In the records below, pick out all lines containing the word "proti".
# START OF Records provided
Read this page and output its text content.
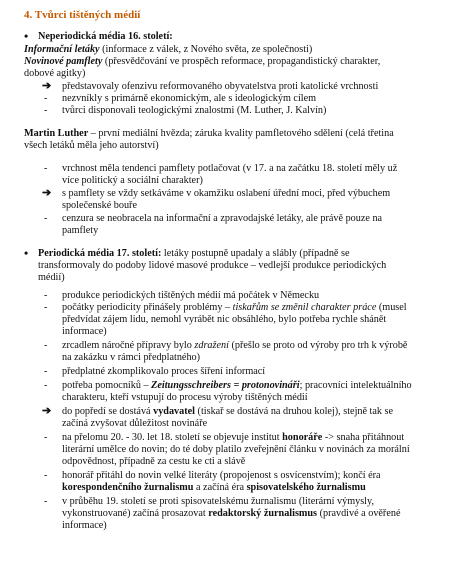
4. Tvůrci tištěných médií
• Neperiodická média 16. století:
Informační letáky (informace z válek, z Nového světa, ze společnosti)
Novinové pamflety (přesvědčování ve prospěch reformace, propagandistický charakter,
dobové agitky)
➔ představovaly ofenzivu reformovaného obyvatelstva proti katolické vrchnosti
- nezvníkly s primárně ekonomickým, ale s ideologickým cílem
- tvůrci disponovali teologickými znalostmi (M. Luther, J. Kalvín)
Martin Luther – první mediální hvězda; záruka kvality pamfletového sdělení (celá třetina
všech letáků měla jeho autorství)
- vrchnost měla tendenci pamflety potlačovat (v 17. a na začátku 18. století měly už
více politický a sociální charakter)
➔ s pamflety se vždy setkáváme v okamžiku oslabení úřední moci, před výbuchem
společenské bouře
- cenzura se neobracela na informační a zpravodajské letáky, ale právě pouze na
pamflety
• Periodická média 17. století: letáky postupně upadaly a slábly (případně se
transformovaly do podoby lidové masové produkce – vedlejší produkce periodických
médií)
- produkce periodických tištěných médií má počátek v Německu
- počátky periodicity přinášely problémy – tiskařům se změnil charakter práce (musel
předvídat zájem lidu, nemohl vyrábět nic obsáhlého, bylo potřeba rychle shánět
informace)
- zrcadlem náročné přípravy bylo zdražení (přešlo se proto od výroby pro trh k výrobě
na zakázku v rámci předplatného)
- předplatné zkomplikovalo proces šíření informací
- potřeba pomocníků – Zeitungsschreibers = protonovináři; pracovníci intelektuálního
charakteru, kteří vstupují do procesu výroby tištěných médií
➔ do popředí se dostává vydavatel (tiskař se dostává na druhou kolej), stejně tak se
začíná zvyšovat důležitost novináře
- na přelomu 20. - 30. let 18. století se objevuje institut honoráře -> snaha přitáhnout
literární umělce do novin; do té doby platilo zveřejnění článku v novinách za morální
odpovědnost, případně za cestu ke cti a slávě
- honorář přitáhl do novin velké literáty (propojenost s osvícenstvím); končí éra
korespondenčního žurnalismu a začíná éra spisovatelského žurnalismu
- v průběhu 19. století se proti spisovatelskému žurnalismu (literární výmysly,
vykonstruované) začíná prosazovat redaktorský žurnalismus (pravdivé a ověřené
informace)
# END OF Records provided
# START OF Records provided
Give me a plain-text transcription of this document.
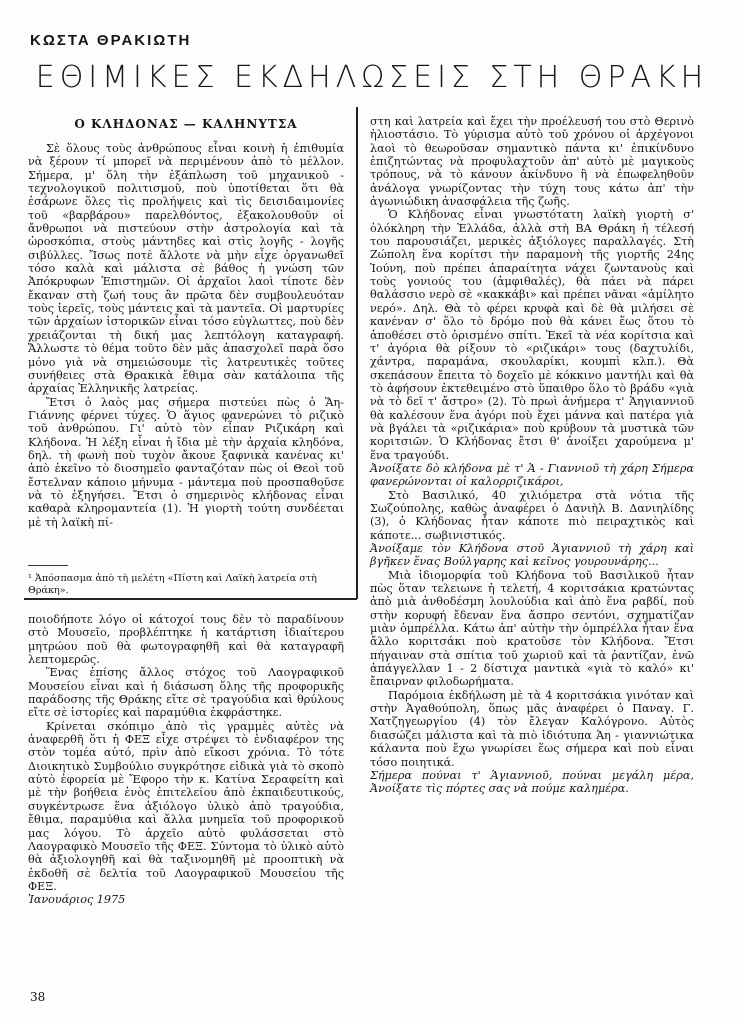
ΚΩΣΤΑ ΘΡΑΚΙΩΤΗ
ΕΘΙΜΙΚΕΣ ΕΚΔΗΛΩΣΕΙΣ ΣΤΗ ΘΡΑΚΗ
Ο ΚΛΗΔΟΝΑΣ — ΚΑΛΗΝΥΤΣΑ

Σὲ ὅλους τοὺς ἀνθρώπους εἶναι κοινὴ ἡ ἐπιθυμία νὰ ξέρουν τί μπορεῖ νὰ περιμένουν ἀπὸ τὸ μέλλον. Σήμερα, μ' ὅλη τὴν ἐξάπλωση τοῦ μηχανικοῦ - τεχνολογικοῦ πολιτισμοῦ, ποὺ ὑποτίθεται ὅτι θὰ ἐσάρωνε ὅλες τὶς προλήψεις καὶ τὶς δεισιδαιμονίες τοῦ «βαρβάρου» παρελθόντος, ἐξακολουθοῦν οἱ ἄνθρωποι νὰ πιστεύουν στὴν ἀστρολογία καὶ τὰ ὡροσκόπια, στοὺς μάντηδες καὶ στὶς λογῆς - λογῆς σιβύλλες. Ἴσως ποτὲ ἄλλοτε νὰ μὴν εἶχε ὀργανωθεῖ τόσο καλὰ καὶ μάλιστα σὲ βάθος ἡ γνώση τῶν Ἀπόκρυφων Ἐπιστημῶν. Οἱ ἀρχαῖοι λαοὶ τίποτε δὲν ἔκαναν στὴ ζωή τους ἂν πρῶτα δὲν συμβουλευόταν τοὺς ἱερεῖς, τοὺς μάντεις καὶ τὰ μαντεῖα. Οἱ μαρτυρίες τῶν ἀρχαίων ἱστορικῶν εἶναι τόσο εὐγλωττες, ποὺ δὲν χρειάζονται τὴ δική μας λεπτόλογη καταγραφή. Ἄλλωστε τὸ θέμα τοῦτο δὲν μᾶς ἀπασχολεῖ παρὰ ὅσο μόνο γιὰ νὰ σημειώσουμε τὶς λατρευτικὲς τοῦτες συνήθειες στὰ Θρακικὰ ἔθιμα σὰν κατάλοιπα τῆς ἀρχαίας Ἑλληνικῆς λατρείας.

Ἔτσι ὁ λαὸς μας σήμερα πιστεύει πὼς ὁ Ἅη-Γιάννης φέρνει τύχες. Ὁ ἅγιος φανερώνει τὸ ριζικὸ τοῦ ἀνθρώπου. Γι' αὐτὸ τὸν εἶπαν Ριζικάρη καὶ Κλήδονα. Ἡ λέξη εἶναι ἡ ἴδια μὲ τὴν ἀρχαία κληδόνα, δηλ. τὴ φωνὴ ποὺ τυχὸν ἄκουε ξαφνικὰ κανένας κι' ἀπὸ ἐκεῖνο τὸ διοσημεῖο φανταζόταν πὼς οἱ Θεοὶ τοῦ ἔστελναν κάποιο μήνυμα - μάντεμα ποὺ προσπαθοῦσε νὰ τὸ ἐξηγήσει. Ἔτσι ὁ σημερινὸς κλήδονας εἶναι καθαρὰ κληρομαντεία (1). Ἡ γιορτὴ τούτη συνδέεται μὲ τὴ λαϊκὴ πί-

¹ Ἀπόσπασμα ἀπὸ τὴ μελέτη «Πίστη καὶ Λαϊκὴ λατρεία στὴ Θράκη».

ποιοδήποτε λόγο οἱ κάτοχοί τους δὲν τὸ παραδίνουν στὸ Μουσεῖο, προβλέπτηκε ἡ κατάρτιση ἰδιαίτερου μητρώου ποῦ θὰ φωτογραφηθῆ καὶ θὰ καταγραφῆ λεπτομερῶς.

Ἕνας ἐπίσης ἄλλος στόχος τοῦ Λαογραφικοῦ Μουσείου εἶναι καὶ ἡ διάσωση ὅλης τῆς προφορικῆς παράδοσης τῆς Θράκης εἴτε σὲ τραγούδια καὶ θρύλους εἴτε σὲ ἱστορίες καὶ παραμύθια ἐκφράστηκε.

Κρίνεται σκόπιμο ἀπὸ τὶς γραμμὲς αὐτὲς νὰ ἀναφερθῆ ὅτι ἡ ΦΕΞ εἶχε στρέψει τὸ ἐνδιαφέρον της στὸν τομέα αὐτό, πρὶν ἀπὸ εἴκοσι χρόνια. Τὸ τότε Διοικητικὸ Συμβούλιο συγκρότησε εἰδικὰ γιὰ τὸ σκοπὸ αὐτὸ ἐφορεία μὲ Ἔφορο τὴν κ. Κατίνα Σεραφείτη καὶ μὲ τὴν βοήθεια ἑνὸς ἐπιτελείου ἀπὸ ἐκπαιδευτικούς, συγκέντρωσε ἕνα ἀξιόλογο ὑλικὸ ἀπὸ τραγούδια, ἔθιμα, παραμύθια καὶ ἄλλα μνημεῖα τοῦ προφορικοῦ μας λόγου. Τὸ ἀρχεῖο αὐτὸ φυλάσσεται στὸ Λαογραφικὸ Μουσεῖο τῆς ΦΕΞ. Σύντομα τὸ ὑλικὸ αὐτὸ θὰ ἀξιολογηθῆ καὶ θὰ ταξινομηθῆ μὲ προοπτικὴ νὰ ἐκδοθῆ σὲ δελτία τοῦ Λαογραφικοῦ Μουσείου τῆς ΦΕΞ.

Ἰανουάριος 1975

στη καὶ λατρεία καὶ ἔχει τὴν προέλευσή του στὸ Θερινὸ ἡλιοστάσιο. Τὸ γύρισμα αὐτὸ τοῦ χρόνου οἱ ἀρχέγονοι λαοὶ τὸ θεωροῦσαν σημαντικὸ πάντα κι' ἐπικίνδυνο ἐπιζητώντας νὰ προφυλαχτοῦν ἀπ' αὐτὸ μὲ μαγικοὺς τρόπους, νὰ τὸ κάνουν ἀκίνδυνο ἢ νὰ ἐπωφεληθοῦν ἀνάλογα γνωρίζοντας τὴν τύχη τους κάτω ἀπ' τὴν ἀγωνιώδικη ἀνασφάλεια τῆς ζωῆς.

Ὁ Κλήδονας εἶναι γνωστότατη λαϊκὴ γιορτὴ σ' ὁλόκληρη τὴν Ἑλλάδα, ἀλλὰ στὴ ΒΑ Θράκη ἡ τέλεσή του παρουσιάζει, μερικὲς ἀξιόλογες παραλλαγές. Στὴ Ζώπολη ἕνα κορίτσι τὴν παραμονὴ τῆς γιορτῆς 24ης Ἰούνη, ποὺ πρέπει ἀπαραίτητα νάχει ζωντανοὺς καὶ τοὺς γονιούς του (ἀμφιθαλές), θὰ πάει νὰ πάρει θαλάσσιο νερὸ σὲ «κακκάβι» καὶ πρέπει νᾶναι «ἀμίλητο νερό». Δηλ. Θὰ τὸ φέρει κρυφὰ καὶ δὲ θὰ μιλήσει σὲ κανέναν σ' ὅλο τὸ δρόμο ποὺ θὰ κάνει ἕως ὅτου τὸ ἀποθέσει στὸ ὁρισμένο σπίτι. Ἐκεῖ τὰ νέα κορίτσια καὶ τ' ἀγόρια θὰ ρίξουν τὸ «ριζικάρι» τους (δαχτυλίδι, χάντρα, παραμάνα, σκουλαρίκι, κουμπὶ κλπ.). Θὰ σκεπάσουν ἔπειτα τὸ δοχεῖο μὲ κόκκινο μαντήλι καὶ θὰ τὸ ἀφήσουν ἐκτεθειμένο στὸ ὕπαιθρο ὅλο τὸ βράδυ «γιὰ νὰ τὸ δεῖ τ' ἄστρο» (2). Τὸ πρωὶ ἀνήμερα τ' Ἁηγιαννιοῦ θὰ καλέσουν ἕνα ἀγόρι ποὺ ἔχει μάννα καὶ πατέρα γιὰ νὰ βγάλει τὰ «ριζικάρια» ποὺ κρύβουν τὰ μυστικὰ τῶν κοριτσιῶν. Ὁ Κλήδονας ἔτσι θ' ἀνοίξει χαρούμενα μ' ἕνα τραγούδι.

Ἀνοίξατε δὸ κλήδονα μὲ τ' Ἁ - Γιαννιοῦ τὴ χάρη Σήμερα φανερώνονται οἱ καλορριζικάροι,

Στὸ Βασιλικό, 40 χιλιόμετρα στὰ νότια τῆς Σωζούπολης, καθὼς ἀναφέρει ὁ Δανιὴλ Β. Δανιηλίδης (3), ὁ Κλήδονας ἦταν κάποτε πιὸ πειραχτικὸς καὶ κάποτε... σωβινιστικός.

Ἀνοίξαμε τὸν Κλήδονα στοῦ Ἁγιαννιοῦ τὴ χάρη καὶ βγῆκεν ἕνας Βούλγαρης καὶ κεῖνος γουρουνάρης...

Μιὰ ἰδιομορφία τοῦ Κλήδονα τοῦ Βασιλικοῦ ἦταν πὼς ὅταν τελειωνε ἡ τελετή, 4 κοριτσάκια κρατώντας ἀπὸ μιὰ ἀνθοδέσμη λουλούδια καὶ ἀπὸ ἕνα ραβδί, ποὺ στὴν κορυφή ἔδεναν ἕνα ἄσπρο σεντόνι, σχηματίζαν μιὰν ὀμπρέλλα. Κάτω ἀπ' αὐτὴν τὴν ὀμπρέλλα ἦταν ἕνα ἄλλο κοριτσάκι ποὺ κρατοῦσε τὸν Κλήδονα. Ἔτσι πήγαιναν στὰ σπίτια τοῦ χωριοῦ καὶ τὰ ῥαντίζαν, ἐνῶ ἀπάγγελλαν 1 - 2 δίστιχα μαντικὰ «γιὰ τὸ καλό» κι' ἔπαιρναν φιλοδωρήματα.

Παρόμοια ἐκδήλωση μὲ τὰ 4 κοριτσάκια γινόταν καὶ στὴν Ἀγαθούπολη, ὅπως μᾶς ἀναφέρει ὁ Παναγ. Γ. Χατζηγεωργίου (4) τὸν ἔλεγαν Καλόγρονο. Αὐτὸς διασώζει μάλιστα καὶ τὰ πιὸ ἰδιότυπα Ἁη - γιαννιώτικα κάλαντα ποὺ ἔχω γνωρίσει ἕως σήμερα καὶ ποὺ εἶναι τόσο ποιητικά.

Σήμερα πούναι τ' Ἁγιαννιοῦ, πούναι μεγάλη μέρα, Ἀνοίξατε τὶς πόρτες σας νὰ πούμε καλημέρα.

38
# END OF Records provided
- [Task answer]:
➔ představovaly ofenzivu reformovaného obyvatelstva proti katolické vrchnosti
- v průběhu 19. století se proti spisovatelskému žurnalismu (literární výmysly,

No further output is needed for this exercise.